Source records —
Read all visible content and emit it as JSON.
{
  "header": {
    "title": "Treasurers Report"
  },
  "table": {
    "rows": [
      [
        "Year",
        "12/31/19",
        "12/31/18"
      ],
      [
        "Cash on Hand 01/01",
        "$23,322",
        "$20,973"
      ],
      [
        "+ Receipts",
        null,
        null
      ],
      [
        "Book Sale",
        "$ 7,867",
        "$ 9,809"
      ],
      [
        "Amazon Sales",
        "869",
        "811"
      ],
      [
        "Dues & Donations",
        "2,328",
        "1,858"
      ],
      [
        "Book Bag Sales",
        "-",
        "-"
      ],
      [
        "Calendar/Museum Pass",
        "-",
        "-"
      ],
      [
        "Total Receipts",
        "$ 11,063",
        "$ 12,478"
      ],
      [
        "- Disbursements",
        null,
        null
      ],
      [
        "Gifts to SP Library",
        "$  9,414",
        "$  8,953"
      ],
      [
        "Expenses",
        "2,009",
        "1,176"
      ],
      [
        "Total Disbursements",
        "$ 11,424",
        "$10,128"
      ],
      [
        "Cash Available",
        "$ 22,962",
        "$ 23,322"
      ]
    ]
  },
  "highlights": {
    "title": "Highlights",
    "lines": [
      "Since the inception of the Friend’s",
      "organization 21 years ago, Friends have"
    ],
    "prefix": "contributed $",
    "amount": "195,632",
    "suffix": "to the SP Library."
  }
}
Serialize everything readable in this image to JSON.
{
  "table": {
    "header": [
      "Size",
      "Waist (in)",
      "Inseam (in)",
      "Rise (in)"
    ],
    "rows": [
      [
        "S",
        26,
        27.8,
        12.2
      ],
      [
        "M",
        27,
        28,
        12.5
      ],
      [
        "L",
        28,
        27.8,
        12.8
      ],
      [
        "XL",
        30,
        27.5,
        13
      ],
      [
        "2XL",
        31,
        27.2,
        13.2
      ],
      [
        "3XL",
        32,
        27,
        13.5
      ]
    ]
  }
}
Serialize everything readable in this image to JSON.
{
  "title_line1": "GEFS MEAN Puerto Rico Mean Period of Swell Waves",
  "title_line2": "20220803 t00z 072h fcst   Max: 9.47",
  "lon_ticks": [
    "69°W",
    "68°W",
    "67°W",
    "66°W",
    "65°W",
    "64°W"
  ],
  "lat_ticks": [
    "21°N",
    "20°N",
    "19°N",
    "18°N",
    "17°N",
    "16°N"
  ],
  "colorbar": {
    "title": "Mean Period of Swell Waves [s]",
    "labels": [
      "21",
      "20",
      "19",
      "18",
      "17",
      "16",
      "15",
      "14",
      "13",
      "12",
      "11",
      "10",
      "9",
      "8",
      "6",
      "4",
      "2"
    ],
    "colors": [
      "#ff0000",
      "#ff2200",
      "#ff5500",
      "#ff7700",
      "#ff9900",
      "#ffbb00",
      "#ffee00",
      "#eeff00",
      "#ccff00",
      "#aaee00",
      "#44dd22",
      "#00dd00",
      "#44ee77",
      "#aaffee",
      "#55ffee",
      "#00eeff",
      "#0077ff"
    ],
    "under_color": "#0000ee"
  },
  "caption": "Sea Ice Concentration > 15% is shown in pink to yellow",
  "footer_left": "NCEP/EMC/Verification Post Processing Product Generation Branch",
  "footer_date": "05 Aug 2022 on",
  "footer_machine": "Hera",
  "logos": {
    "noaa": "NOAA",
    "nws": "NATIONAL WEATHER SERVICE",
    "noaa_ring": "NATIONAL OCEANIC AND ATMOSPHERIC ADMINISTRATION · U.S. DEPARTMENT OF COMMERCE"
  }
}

Aim of the exercise — Print every record exactly as it was given.

Exercise result —
Read all visible content and emit it as JSON.
{
  "header": {
    "title": "Treasurers Report"
  },
  "table": {
    "rows": [
      [
        "Year",
        "12/31/19",
        "12/31/18"
      ],
      [
        "Cash on Hand 01/01",
        "$23,322",
        "$20,973"
      ],
      [
        "+ Receipts",
        null,
        null
      ],
      [
        "Book Sale",
        "$ 7,867",
        "$ 9,809"
      ],
      [
        "Amazon Sales",
        "869",
        "811"
      ],
      [
        "Dues & Donations",
        "2,328",
        "1,858"
      ],
      [
        "Book Bag Sales",
        "-",
        "-"
      ],
      [
        "Calendar/Museum Pass",
        "-",
        "-"
      ],
      [
        "Total Receipts",
        "$ 11,063",
        "$ 12,478"
      ],
      [
        "- Disbursements",
        null,
        null
      ],
      [
        "Gifts to SP Library",
        "$  9,414",
        "$  8,953"
      ],
      [
        "Expenses",
        "2,009",
        "1,176"
      ],
      [
        "Total Disbursements",
        "$ 11,424",
        "$10,128"
      ],
      [
        "Cash Available",
        "$ 22,962",
        "$ 23,322"
      ]
    ]
  },
  "highlights": {
    "title": "Highlights",
    "lines": [
      "Since the inception of the Friend’s",
      "organization 21 years ago, Friends have"
    ],
    "prefix": "contributed $",
    "amount": "195,632",
    "suffix": "to the SP Library."
  }
}
Serialize everything readable in this image to JSON.
{
  "table": {
    "header": [
      "Size",
      "Waist (in)",
      "Inseam (in)",
      "Rise (in)"
    ],
    "rows": [
      [
        "S",
        26,
        27.8,
        12.2
      ],
      [
        "M",
        27,
        28,
        12.5
      ],
      [
        "L",
        28,
        27.8,
        12.8
      ],
      [
        "XL",
        30,
        27.5,
        13
      ],
      [
        "2XL",
        31,
        27.2,
        13.2
      ],
      [
        "3XL",
        32,
        27,
        13.5
      ]
    ]
  }
}
Serialize everything readable in this image to JSON.
{
  "title_line1": "GEFS MEAN Puerto Rico Mean Period of Swell Waves",
  "title_line2": "20220803 t00z 072h fcst   Max: 9.47",
  "lon_ticks": [
    "69°W",
    "68°W",
    "67°W",
    "66°W",
    "65°W",
    "64°W"
  ],
  "lat_ticks": [
    "21°N",
    "20°N",
    "19°N",
    "18°N",
    "17°N",
    "16°N"
  ],
  "colorbar": {
    "title": "Mean Period of Swell Waves [s]",
    "labels": [
      "21",
      "20",
      "19",
      "18",
      "17",
      "16",
      "15",
      "14",
      "13",
      "12",
      "11",
      "10",
      "9",
      "8",
      "6",
      "4",
      "2"
    ],
    "colors": [
      "#ff0000",
      "#ff2200",
      "#ff5500",
      "#ff7700",
      "#ff9900",
      "#ffbb00",
      "#ffee00",
      "#eeff00",
      "#ccff00",
      "#aaee00",
      "#44dd22",
      "#00dd00",
      "#44ee77",
      "#aaffee",
      "#55ffee",
      "#00eeff",
      "#0077ff"
    ],
    "under_color": "#0000ee"
  },
  "caption": "Sea Ice Concentration > 15% is shown in pink to yellow",
  "footer_left": "NCEP/EMC/Verification Post Processing Product Generation Branch",
  "footer_date": "05 Aug 2022 on",
  "footer_machine": "Hera",
  "logos": {
    "noaa": "NOAA",
    "nws": "NATIONAL WEATHER SERVICE",
    "noaa_ring": "NATIONAL OCEANIC AND ATMOSPHERIC ADMINISTRATION · U.S. DEPARTMENT OF COMMERCE"
  }
}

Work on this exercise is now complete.